■ **Objective**
Transcribe the rows verbatim, beginning with the first row and ending after the row that contains "paragraph: If the".
+++ Recorded information +++
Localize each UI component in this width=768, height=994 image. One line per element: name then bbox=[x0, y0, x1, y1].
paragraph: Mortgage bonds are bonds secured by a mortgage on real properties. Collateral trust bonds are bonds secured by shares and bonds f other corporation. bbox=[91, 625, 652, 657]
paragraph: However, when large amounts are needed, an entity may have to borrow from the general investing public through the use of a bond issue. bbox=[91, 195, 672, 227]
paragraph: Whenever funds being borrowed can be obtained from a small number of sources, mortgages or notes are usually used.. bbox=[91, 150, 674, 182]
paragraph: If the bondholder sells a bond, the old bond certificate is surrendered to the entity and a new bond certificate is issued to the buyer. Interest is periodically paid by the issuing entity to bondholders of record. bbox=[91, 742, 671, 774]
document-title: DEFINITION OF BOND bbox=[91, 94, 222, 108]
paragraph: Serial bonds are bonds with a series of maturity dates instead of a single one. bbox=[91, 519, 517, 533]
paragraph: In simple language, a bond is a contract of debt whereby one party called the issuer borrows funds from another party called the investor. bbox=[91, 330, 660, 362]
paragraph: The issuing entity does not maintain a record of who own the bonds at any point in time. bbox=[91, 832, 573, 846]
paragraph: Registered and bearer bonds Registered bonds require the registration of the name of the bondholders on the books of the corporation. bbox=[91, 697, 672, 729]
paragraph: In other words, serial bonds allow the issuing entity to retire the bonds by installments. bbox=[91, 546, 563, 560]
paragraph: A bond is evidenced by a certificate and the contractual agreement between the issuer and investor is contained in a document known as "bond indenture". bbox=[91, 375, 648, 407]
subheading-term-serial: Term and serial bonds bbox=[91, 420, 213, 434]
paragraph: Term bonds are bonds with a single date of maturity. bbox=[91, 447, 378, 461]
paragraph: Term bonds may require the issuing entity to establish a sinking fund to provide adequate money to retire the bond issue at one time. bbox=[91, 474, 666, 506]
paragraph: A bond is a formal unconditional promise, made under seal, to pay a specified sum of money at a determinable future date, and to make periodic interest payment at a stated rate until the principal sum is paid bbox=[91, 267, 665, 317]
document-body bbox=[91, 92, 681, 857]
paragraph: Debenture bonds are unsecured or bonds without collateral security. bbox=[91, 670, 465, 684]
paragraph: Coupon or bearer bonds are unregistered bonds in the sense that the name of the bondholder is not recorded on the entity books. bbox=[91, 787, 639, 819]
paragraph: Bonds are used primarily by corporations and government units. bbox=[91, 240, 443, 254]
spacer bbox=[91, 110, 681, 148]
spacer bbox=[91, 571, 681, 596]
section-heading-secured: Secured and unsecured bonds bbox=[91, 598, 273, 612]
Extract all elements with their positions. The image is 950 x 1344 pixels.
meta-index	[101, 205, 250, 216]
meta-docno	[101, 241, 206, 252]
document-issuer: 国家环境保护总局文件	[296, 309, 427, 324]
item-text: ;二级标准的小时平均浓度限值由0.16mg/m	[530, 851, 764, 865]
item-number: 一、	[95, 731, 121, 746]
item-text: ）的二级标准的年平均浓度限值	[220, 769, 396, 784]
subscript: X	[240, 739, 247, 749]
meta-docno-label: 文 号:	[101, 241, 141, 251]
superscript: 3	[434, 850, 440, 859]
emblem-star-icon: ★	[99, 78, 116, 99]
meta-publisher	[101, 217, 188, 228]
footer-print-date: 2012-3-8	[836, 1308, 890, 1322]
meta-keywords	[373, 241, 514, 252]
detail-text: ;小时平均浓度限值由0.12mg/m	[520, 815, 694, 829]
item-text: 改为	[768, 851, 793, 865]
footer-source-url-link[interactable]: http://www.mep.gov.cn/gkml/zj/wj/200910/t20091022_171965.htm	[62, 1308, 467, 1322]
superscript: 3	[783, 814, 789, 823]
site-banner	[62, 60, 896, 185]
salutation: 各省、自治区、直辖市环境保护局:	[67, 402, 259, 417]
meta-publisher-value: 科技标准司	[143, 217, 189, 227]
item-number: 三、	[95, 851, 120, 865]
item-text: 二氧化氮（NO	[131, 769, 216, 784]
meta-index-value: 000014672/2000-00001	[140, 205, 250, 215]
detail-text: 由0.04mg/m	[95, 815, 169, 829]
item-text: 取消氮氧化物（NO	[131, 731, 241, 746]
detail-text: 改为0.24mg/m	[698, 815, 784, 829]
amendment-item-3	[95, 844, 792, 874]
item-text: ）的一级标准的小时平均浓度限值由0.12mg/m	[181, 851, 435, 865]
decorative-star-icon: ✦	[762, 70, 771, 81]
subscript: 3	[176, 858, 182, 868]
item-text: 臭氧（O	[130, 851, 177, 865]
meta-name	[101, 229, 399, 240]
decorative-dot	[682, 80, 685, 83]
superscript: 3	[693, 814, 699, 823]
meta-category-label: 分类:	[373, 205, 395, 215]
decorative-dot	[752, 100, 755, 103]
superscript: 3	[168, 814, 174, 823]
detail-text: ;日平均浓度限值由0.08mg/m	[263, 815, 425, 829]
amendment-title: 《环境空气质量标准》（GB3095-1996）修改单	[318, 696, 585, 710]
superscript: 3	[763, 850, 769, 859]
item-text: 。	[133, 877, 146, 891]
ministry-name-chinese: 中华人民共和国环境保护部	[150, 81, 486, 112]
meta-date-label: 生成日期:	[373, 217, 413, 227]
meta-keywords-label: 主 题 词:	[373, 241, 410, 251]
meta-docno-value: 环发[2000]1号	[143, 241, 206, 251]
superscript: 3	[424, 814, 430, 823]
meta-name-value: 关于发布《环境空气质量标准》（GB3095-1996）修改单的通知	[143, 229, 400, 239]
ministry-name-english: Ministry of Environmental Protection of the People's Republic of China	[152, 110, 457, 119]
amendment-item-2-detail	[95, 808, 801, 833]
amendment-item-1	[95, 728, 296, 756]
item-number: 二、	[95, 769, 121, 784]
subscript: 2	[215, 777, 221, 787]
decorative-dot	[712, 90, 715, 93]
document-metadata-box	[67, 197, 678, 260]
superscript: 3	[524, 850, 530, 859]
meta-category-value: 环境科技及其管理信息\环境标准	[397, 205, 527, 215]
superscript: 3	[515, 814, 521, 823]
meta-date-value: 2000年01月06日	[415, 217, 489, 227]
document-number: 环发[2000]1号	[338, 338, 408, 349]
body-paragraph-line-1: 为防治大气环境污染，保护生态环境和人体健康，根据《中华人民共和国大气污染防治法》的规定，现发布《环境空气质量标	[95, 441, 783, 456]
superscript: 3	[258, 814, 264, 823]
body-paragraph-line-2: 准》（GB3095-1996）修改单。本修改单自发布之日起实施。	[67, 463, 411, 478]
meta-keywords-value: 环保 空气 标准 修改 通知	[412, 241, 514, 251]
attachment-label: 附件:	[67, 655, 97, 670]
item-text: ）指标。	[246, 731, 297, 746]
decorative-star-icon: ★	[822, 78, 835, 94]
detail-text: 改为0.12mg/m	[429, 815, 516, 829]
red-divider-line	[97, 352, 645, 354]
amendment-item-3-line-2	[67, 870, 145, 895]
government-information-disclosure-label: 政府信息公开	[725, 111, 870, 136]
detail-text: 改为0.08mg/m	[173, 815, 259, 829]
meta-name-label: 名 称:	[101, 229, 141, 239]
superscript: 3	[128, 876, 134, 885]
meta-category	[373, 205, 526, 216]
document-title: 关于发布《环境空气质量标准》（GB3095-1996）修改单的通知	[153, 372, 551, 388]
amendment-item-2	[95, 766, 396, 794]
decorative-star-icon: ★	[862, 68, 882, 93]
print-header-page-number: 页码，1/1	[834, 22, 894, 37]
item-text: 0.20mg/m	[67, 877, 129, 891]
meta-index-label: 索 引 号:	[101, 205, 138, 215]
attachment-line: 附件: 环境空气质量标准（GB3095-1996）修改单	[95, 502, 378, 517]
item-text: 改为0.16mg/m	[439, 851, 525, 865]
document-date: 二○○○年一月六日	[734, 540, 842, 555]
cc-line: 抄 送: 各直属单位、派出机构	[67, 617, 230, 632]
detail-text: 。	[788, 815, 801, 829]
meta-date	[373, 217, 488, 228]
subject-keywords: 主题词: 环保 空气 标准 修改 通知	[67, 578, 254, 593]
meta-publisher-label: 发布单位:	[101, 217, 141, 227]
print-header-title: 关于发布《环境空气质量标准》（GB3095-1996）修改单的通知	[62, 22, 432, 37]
+++
■ **Task response**
Localize each UI component in this width=768, height=994 image. One line per element: name then bbox=[x0, y0, x1, y1].
paragraph: Mortgage bonds are bonds secured by a mortgage on real properties. Collateral trust bonds are bonds secured by shares and bonds f other corporation. bbox=[91, 625, 652, 657]
paragraph: However, when large amounts are needed, an entity may have to borrow from the general investing public through the use of a bond issue. bbox=[91, 195, 672, 227]
paragraph: Whenever funds being borrowed can be obtained from a small number of sources, mortgages or notes are usually used.. bbox=[91, 150, 674, 182]
paragraph: If the bondholder sells a bond, the old bond certificate is surrendered to the entity and a new bond certificate is issued to the buyer. Interest is periodically paid by the issuing entity to bondholders of record. bbox=[91, 742, 671, 774]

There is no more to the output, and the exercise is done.